Start of Rows

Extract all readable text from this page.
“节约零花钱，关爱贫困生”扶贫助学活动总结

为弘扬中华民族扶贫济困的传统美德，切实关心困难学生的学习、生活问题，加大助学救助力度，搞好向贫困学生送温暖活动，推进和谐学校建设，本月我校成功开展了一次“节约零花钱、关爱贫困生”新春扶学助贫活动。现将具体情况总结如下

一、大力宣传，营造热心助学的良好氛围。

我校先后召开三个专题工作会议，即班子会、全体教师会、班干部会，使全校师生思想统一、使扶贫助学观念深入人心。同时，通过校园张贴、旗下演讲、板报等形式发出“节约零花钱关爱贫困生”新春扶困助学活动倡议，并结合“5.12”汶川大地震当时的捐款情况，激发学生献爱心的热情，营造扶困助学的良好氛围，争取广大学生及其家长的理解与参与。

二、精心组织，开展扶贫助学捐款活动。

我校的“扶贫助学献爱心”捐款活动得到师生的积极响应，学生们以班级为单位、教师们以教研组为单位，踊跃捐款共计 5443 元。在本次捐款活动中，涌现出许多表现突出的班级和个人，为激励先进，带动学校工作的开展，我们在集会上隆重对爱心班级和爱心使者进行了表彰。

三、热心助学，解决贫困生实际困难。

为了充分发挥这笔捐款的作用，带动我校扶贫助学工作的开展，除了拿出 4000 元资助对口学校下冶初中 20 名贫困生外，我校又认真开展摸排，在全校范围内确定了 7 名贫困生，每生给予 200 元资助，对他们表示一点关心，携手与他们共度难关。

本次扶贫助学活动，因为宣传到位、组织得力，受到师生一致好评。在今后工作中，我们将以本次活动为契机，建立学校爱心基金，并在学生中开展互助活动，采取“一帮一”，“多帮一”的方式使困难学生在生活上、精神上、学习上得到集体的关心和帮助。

End of Rows

Retype the entries one by one, exactly.

Extract all readable text from this page.
“节约零花钱，关爱贫困生”扶贫助学活动总结

为弘扬中华民族扶贫济困的传统美德，切实关心困难学生的学习、生活问题，加大助学救助力度，搞好向贫困学生送温暖活动，推进和谐学校建设，本月我校成功开展了一次“节约零花钱、关爱贫困生”新春扶学助贫活动。现将具体情况总结如下

一、大力宣传，营造热心助学的良好氛围。

我校先后召开三个专题工作会议，即班子会、全体教师会、班干部会，使全校师生思想统一、使扶贫助学观念深入人心。同时，通过校园张贴、旗下演讲、板报等形式发出“节约零花钱关爱贫困生”新春扶困助学活动倡议，并结合“5.12”汶川大地震当时的捐款情况，激发学生献爱心的热情，营造扶困助学的良好氛围，争取广大学生及其家长的理解与参与。

二、精心组织，开展扶贫助学捐款活动。

我校的“扶贫助学献爱心”捐款活动得到师生的积极响应，学生们以班级为单位、教师们以教研组为单位，踊跃捐款共计 5443 元。在本次捐款活动中，涌现出许多表现突出的班级和个人，为激励先进，带动学校工作的开展，我们在集会上隆重对爱心班级和爱心使者进行了表彰。

三、热心助学，解决贫困生实际困难。

为了充分发挥这笔捐款的作用，带动我校扶贫助学工作的开展，除了拿出 4000 元资助对口学校下冶初中 20 名贫困生外，我校又认真开展摸排，在全校范围内确定了 7 名贫困生，每生给予 200 元资助，对他们表示一点关心，携手与他们共度难关。

本次扶贫助学活动，因为宣传到位、组织得力，受到师生一致好评。在今后工作中，我们将以本次活动为契机，建立学校爱心基金，并在学生中开展互助活动，采取“一帮一”，“多帮一”的方式使困难学生在生活上、精神上、学习上得到集体的关心和帮助。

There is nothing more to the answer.